## AIM
Retype every line of the material below verbatim, omitting the pictures.

Recorded data
-----
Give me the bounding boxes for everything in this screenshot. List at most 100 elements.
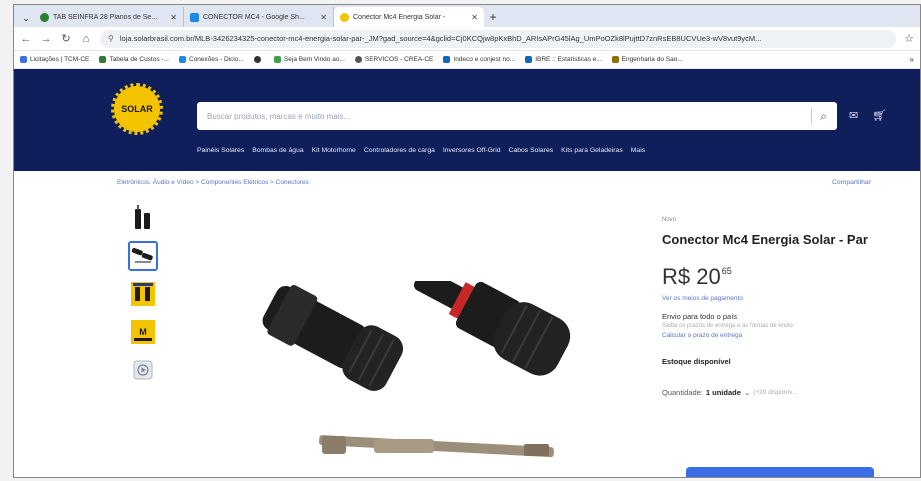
bookmark-label: Tabela de Custos -... xyxy=(109,56,169,63)
bookmark-item[interactable]: Tabela de Custos -... xyxy=(99,56,169,63)
tab-tab-seinfra[interactable]: TAB SEINFRA 28 Planos de Se... ✕ xyxy=(34,7,184,27)
address-bar[interactable]: ⚲ loja.solarbrasil.com.br/MLB-3426234325… xyxy=(100,29,897,48)
bookmark-label: Engenharia do Sao... xyxy=(621,56,683,63)
payment-methods-link[interactable]: Ver os meios de pagamento xyxy=(662,295,877,302)
reload-icon[interactable]: ↻ xyxy=(60,32,72,45)
share-link[interactable]: Compartilhar xyxy=(832,179,871,186)
category-link[interactable]: Painéis Solares xyxy=(197,147,244,154)
search-icon[interactable]: ⌕ xyxy=(820,109,827,124)
cart-icon[interactable]: 🛒︎ xyxy=(872,109,886,122)
tab-favicon-icon xyxy=(190,12,199,22)
tab-close-icon[interactable]: ✕ xyxy=(320,13,327,22)
price-cents: 65 xyxy=(721,266,732,276)
bookmark-label: Seja Bem Vindo ao... xyxy=(283,56,345,63)
mc4-male-connector xyxy=(413,281,571,376)
bookmark-item[interactable] xyxy=(253,56,264,63)
thumbnail-list: M xyxy=(128,203,158,385)
category-link[interactable]: Kits para Geladeiras xyxy=(561,147,623,154)
category-link[interactable]: Controladores de carga xyxy=(364,147,435,154)
category-link[interactable]: Inversores Off-Grid xyxy=(443,147,501,154)
quantity-selector[interactable]: Quantidade: 1 unidade ⌄ (+20 disponív... xyxy=(662,388,877,397)
category-link[interactable]: Bombas de água xyxy=(252,147,303,154)
back-arrow-icon[interactable]: ← xyxy=(20,33,32,45)
url-text: loja.solarbrasil.com.br/MLB-3426234325-c… xyxy=(119,34,762,43)
tab-close-icon[interactable]: ✕ xyxy=(471,13,478,22)
header-icons: ✉ 🛒︎ xyxy=(849,109,886,122)
store-logo[interactable]: SOLAR xyxy=(111,83,163,135)
mail-icon[interactable]: ✉ xyxy=(849,109,858,122)
bookmark-star-icon[interactable]: ☆ xyxy=(904,32,914,45)
new-tab-button[interactable]: + xyxy=(484,7,502,27)
site-info-icon[interactable]: ⚲ xyxy=(108,34,114,43)
tab-conector-sheet[interactable]: CONECTOR MC4 - Google Sh... ✕ xyxy=(184,7,334,27)
mc4-female-connector xyxy=(262,285,404,391)
bookmark-label: IBRE :: Estatísticas e... xyxy=(535,56,602,63)
bookmark-label: SERVICOS - CREA-CE xyxy=(364,56,434,63)
price-main: R$ 20 xyxy=(662,264,721,289)
bookmark-item[interactable]: Conexões - Dicio... xyxy=(179,56,244,63)
tab-strip: ⌄ TAB SEINFRA 28 Planos de Se... ✕ CONEC… xyxy=(14,5,920,27)
connector-pair-thumb-icon xyxy=(131,247,153,263)
crimp-pin xyxy=(319,435,554,458)
tab-title: Conector Mc4 Energia Solar - xyxy=(353,13,446,21)
category-nav: Painéis Solares Bombas de água Kit Motor… xyxy=(197,147,645,154)
packaging-thumb-icon xyxy=(131,282,155,306)
search-placeholder: Buscar produtos, marcas e muito mais... xyxy=(207,111,351,121)
bookmarks-bar: Licitações | TCM-CE Tabela de Custos -..… xyxy=(14,51,920,69)
home-icon[interactable]: ⌂ xyxy=(80,33,92,45)
bookmark-favicon-icon xyxy=(525,56,533,63)
site-header: SOLAR Buscar produtos, marcas e muito ma… xyxy=(14,69,920,171)
category-link[interactable]: Cabos Solares xyxy=(509,147,554,154)
tab-close-icon[interactable]: ✕ xyxy=(170,13,177,22)
browser-window: ⌄ TAB SEINFRA 28 Planos de Se... ✕ CONEC… xyxy=(13,4,921,478)
bookmark-favicon-icon xyxy=(179,56,186,63)
thumbnail-video[interactable] xyxy=(128,355,158,385)
thumbnail-connector-upright[interactable] xyxy=(128,203,158,233)
tab-conector-mc4-active[interactable]: Conector Mc4 Energia Solar - ✕ xyxy=(334,7,484,27)
play-video-icon xyxy=(133,360,153,380)
buy-now-button[interactable] xyxy=(686,467,874,477)
quantity-label: Quantidade: xyxy=(662,388,703,397)
quantity-available: (+20 disponív... xyxy=(753,389,798,396)
bookmark-favicon-icon xyxy=(253,56,261,63)
search-input[interactable]: Buscar produtos, marcas e muito mais... … xyxy=(197,102,837,130)
tab-search-chevron-icon[interactable]: ⌄ xyxy=(18,9,34,27)
bookmark-favicon-icon xyxy=(99,56,107,63)
bookmark-item[interactable]: IBRE :: Estatísticas e... xyxy=(525,56,602,63)
shipping-subtitle: Saiba os prazos de entrega e as formas d… xyxy=(662,323,795,329)
forward-arrow-icon[interactable]: → xyxy=(40,33,52,45)
browser-toolbar: ← → ↻ ⌂ ⚲ loja.solarbrasil.com.br/MLB-34… xyxy=(14,27,920,51)
product-title: Conector Mc4 Energia Solar - Par xyxy=(662,232,868,247)
thumbnail-packaging-yellow[interactable] xyxy=(128,279,158,309)
quantity-value: 1 unidade xyxy=(705,388,741,397)
bookmark-favicon-icon xyxy=(273,56,281,63)
connector-upright-thumb-icon xyxy=(135,205,150,229)
logo-text: SOLAR xyxy=(121,104,153,114)
tab-favicon-icon xyxy=(40,12,49,22)
tab-favicon-icon xyxy=(340,12,349,22)
screenshot-frame: ⌄ TAB SEINFRA 28 Planos de Se... ✕ CONEC… xyxy=(0,0,921,481)
bookmark-item[interactable]: Engenharia do Sao... xyxy=(611,56,683,63)
breadcrumb[interactable]: Eletrônicos, Áudio e Vídeo > Componentes… xyxy=(117,179,309,186)
calculate-shipping-link[interactable]: Calcular o prazo de entrega xyxy=(662,332,877,339)
thumbnail-brand-image[interactable]: M xyxy=(128,317,158,347)
thumbnail-connector-pair-selected[interactable] xyxy=(128,241,158,271)
category-link[interactable]: Kit Motorhome xyxy=(312,147,356,154)
category-link[interactable]: Mais xyxy=(631,147,645,154)
stock-status: Estoque disponível xyxy=(662,357,731,366)
tab-title: CONECTOR MC4 - Google Sh... xyxy=(203,13,305,21)
bookmark-item[interactable]: Indeco e conjest no... xyxy=(443,56,515,63)
shipping-title: Envio para todo o país xyxy=(662,312,738,321)
bookmark-favicon-icon xyxy=(443,56,451,63)
bookmark-item[interactable]: SERVICOS - CREA-CE xyxy=(354,56,434,63)
product-price: R$ 20 65 xyxy=(662,264,877,290)
bookmark-item[interactable]: Seja Bem Vindo ao... xyxy=(273,56,345,63)
bookmark-label: Conexões - Dicio... xyxy=(189,56,244,63)
bookmarks-more-icon[interactable]: » xyxy=(910,55,914,64)
bookmark-item[interactable]: Licitações | TCM-CE xyxy=(20,56,89,63)
chevron-down-icon: ⌄ xyxy=(743,388,751,397)
svg-text:M: M xyxy=(139,327,147,337)
bookmark-favicon-icon xyxy=(20,56,27,63)
product-condition: Novo xyxy=(662,217,677,223)
product-main-image[interactable] xyxy=(234,281,574,477)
-----
## ANSWER BELOW
Give me the bounding boxes for everything in this screenshot. List at most 100 elements.
bookmark-label: Tabela de Custos -... xyxy=(109,56,169,63)
bookmark-item[interactable]: Tabela de Custos -... xyxy=(99,56,169,63)
tab-tab-seinfra[interactable]: TAB SEINFRA 28 Planos de Se... ✕ xyxy=(34,7,184,27)
address-bar[interactable]: ⚲ loja.solarbrasil.com.br/MLB-3426234325… xyxy=(100,29,897,48)
bookmark-label: Engenharia do Sao... xyxy=(621,56,683,63)
payment-methods-link[interactable]: Ver os meios de pagamento xyxy=(662,295,877,302)
reload-icon[interactable]: ↻ xyxy=(60,32,72,45)
share-link[interactable]: Compartilhar xyxy=(832,179,871,186)
category-link[interactable]: Painéis Solares xyxy=(197,147,244,154)
search-icon[interactable]: ⌕ xyxy=(820,109,827,124)
cart-icon[interactable]: 🛒︎ xyxy=(872,109,886,122)
tab-favicon-icon xyxy=(190,12,199,22)
tab-close-icon[interactable]: ✕ xyxy=(320,13,327,22)
price-cents: 65 xyxy=(721,266,732,276)
bookmark-label: Seja Bem Vindo ao... xyxy=(283,56,345,63)
mc4-male-connector xyxy=(413,281,571,376)
bookmark-item[interactable] xyxy=(253,56,264,63)
thumbnail-list: M xyxy=(128,203,158,385)
category-link[interactable]: Kits para Geladeiras xyxy=(561,147,623,154)
category-link[interactable]: Controladores de carga xyxy=(364,147,435,154)
category-link[interactable]: Inversores Off-Grid xyxy=(443,147,501,154)
quantity-selector[interactable]: Quantidade: 1 unidade ⌄ (+20 disponív... xyxy=(662,388,877,397)
category-link[interactable]: Bombas de água xyxy=(252,147,303,154)
back-arrow-icon[interactable]: ← xyxy=(20,33,32,45)
url-text: loja.solarbrasil.com.br/MLB-3426234325-c… xyxy=(119,34,762,43)
tab-close-icon[interactable]: ✕ xyxy=(471,13,478,22)
header-icons: ✉ 🛒︎ xyxy=(849,109,886,122)
store-logo[interactable]: SOLAR xyxy=(111,83,163,135)
mail-icon[interactable]: ✉ xyxy=(849,109,858,122)
bookmark-star-icon[interactable]: ☆ xyxy=(904,32,914,45)
new-tab-button[interactable]: + xyxy=(484,7,502,27)
site-info-icon[interactable]: ⚲ xyxy=(108,34,114,43)
tab-conector-sheet[interactable]: CONECTOR MC4 - Google Sh... ✕ xyxy=(184,7,334,27)
mc4-female-connector xyxy=(262,285,404,391)
bookmark-label: IBRE :: Estatísticas e... xyxy=(535,56,602,63)
bookmark-label: SERVICOS - CREA-CE xyxy=(364,56,434,63)
price-main: R$ 20 xyxy=(662,264,721,289)
bookmark-item[interactable]: Conexões - Dicio... xyxy=(179,56,244,63)
tab-strip: ⌄ TAB SEINFRA 28 Planos de Se... ✕ CONEC… xyxy=(14,5,920,27)
connector-pair-thumb-icon xyxy=(131,247,153,263)
crimp-pin xyxy=(319,435,554,458)
tab-title: Conector Mc4 Energia Solar - xyxy=(353,13,446,21)
category-nav: Painéis Solares Bombas de água Kit Motor… xyxy=(197,147,645,154)
packaging-thumb-icon xyxy=(131,282,155,306)
search-placeholder: Buscar produtos, marcas e muito mais... xyxy=(207,111,351,121)
bookmarks-bar: Licitações | TCM-CE Tabela de Custos -..… xyxy=(14,51,920,69)
home-icon[interactable]: ⌂ xyxy=(80,33,92,45)
bookmark-favicon-icon xyxy=(525,56,533,63)
site-header: SOLAR Buscar produtos, marcas e muito ma… xyxy=(14,69,920,171)
category-link[interactable]: Cabos Solares xyxy=(509,147,554,154)
tab-close-icon[interactable]: ✕ xyxy=(170,13,177,22)
browser-window: ⌄ TAB SEINFRA 28 Planos de Se... ✕ CONEC… xyxy=(13,4,921,478)
bookmark-favicon-icon xyxy=(179,56,186,63)
thumbnail-video[interactable] xyxy=(128,355,158,385)
thumbnail-connector-upright[interactable] xyxy=(128,203,158,233)
tab-conector-mc4-active[interactable]: Conector Mc4 Energia Solar - ✕ xyxy=(334,7,484,27)
play-video-icon xyxy=(133,360,153,380)
buy-now-button[interactable] xyxy=(686,467,874,477)
quantity-label: Quantidade: xyxy=(662,388,703,397)
quantity-available: (+20 disponív... xyxy=(753,389,798,396)
bookmark-favicon-icon xyxy=(253,56,261,63)
search-input[interactable]: Buscar produtos, marcas e muito mais... … xyxy=(197,102,837,130)
tab-search-chevron-icon[interactable]: ⌄ xyxy=(18,9,34,27)
bookmark-favicon-icon xyxy=(99,56,107,63)
bookmark-item[interactable]: IBRE :: Estatísticas e... xyxy=(525,56,602,63)
shipping-subtitle: Saiba os prazos de entrega e as formas d… xyxy=(662,323,795,329)
forward-arrow-icon[interactable]: → xyxy=(40,33,52,45)
browser-toolbar: ← → ↻ ⌂ ⚲ loja.solarbrasil.com.br/MLB-34… xyxy=(14,27,920,51)
product-title: Conector Mc4 Energia Solar - Par xyxy=(662,232,868,247)
thumbnail-packaging-yellow[interactable] xyxy=(128,279,158,309)
quantity-value: 1 unidade xyxy=(705,388,741,397)
bookmark-favicon-icon xyxy=(273,56,281,63)
connector-upright-thumb-icon xyxy=(135,205,150,229)
logo-text: SOLAR xyxy=(121,104,153,114)
tab-favicon-icon xyxy=(40,12,49,22)
tab-favicon-icon xyxy=(340,12,349,22)
screenshot-frame: ⌄ TAB SEINFRA 28 Planos de Se... ✕ CONEC… xyxy=(0,0,921,481)
bookmark-item[interactable]: Engenharia do Sao... xyxy=(611,56,683,63)
breadcrumb[interactable]: Eletrônicos, Áudio e Vídeo > Componentes… xyxy=(117,179,309,186)
calculate-shipping-link[interactable]: Calcular o prazo de entrega xyxy=(662,332,877,339)
thumbnail-brand-image[interactable]: M xyxy=(128,317,158,347)
thumbnail-connector-pair-selected[interactable] xyxy=(128,241,158,271)
category-link[interactable]: Kit Motorhome xyxy=(312,147,356,154)
category-link[interactable]: Mais xyxy=(631,147,645,154)
stock-status: Estoque disponível xyxy=(662,357,731,366)
tab-title: CONECTOR MC4 - Google Sh... xyxy=(203,13,305,21)
bookmark-item[interactable]: Indeco e conjest no... xyxy=(443,56,515,63)
shipping-title: Envio para todo o país xyxy=(662,312,738,321)
bookmark-favicon-icon xyxy=(443,56,451,63)
bookmark-item[interactable]: SERVICOS - CREA-CE xyxy=(354,56,434,63)
product-price: R$ 20 65 xyxy=(662,264,877,290)
bookmark-item[interactable]: Seja Bem Vindo ao... xyxy=(273,56,345,63)
bookmark-label: Conexões - Dicio... xyxy=(189,56,244,63)
bookmarks-more-icon[interactable]: » xyxy=(910,55,914,64)
bookmark-item[interactable]: Licitações | TCM-CE xyxy=(20,56,89,63)
chevron-down-icon: ⌄ xyxy=(743,388,751,397)
svg-text:M: M xyxy=(139,327,147,337)
bookmark-favicon-icon xyxy=(20,56,27,63)
product-condition: Novo xyxy=(662,217,677,223)
product-main-image[interactable] xyxy=(234,281,574,477)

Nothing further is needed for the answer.